Passage given:

March 2014: Doing demo day

With the mechanics of self-selection mostly worked out, we continued what has been (according to the founders) the longest sustained period of high productivity in the company’s 5-year history. We next turned our attention to demo day – a high point of the iteration when everyone gets to show their work and celebrate our progress as a team.

Perhaps the best way to illustrate the issues with demo day was to compare its intention with how it was actually practiced:

In theory

  • demos are short (under 7 minutes)
  • demo day should last about 1 hour
  • demos highlight “the difference between what was initially planned and what was accomplished, including identifying any loose ends”

Provided data:
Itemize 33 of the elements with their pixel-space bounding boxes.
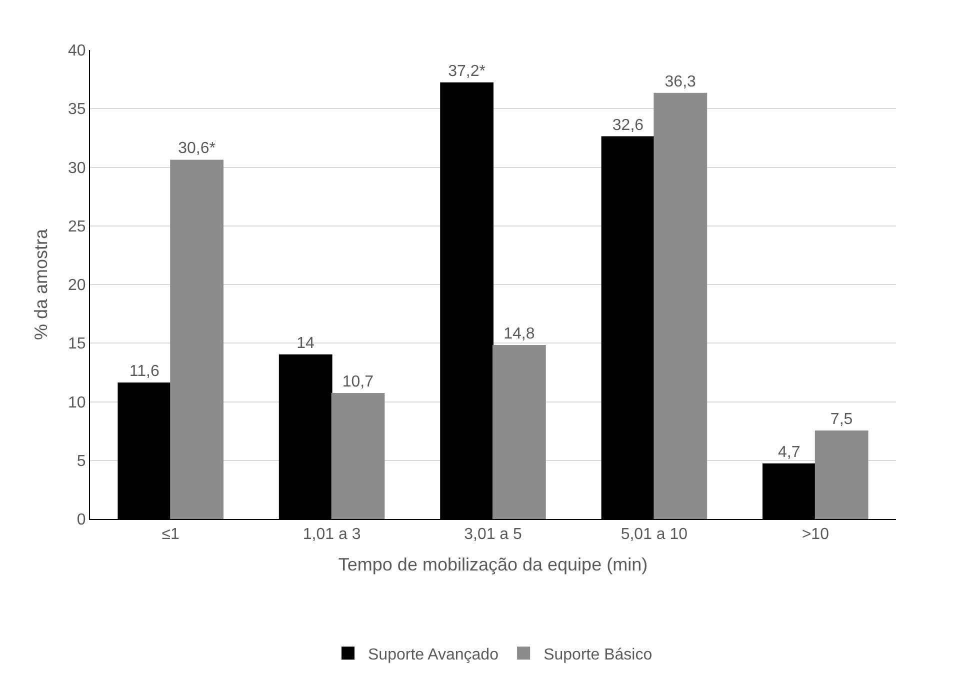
data-label: 11,6 [129,362,160,380]
y-tick-label: 20 [68,277,86,294]
bar [331,393,385,519]
bar [654,92,708,519]
x-tick-label: >10 [802,526,830,544]
y-tick-label: 30 [68,160,86,177]
data-label: 7,5 [830,411,853,428]
data-label: 36,3 [664,73,696,90]
data-label: 30,6* [178,140,216,158]
y-tick-label: 40 [68,42,86,60]
y-axis-title: % da amostra [31,228,52,340]
bar [492,344,546,519]
data-label: 37,2* [448,62,486,80]
data-label: 10,7 [342,374,374,391]
data-label: 14,8 [504,325,535,342]
y-tick-label: 15 [68,336,86,353]
bar [814,430,868,519]
x-tick-label: ≤1 [162,526,180,544]
data-label: 4,7 [778,444,800,461]
y-tick-label: 0 [76,512,86,529]
y-tick-label: 35 [68,101,86,118]
x-tick-label: 5,01 a 10 [620,526,688,544]
data-label: 32,6 [612,116,644,134]
x-tick-label: 3,01 a 5 [464,526,522,544]
y-tick-label: 5 [76,452,86,470]
x-tick-label: 1,01 a 3 [302,526,361,544]
y-tick-label: 25 [68,218,86,236]
bar [170,160,224,519]
legend-label: Suporte Avançado [368,646,499,664]
y-tick-label: 10 [68,394,86,412]
x-axis-title: Tempo de mobilização da equipe (min) [338,554,648,574]
legend-label: Suporte Básico [544,646,652,664]
data-label: 14 [296,334,315,352]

Exercises:
#1 According to the demo day text, how long should demo day last in theory?
#2 Format part of the entries as a Markdown table with the columns "No." and "Line," one numbered row per line and no blank lines. Begin at the entry line that contains "data-label: 11,6 [129,362,160,380]", and stop after the one that contains "x-tick-label: 1,01 a 3 [302,526,361,544]".

Results by task:
#1 About 1 hour.

#2
| No. | Line |
|---|---|
| 1 | data-label: 11,6 [129,362,160,380] |
| 2 | y-tick-label: 20 [68,277,86,294] |
| 3 | bar [331,393,385,519] |
| 4 | bar [654,92,708,519] |
| 5 | x-tick-label: >10 [802,526,830,544] |
| 6 | y-tick-label: 30 [68,160,86,177] |
| 7 | data-label: 7,5 [830,411,853,428] |
| 8 | data-label: 36,3 [664,73,696,90] |
| 9 | data-label: 30,6* [178,140,216,158] |
| 10 | y-tick-label: 40 [68,42,86,60] |
| 11 | y-axis-title: % da amostra [31,228,52,340] |
| 12 | bar [492,344,546,519] |
| 13 | data-label: 37,2* [448,62,486,80] |
| 14 | data-label: 10,7 [342,374,374,391] |
| 15 | data-label: 14,8 [504,325,535,342] |
| 16 | y-tick-label: 15 [68,336,86,353] |
| 17 | bar [814,430,868,519] |
| 18 | x-tick-label: ≤1 [162,526,180,544] |
| 19 | data-label: 4,7 [778,444,800,461] |
| 20 | y-tick-label: 0 [76,512,86,529] |
| 21 | y-tick-label: 35 [68,101,86,118] |
| 22 | x-tick-label: 5,01 a 10 [620,526,688,544] |
| 23 | data-label: 32,6 [612,116,644,134] |
| 24 | x-tick-label: 3,01 a 5 [464,526,522,544] |
| 25 | y-tick-label: 5 [76,452,86,470] |
| 26 | x-tick-label: 1,01 a 3 [302,526,361,544] |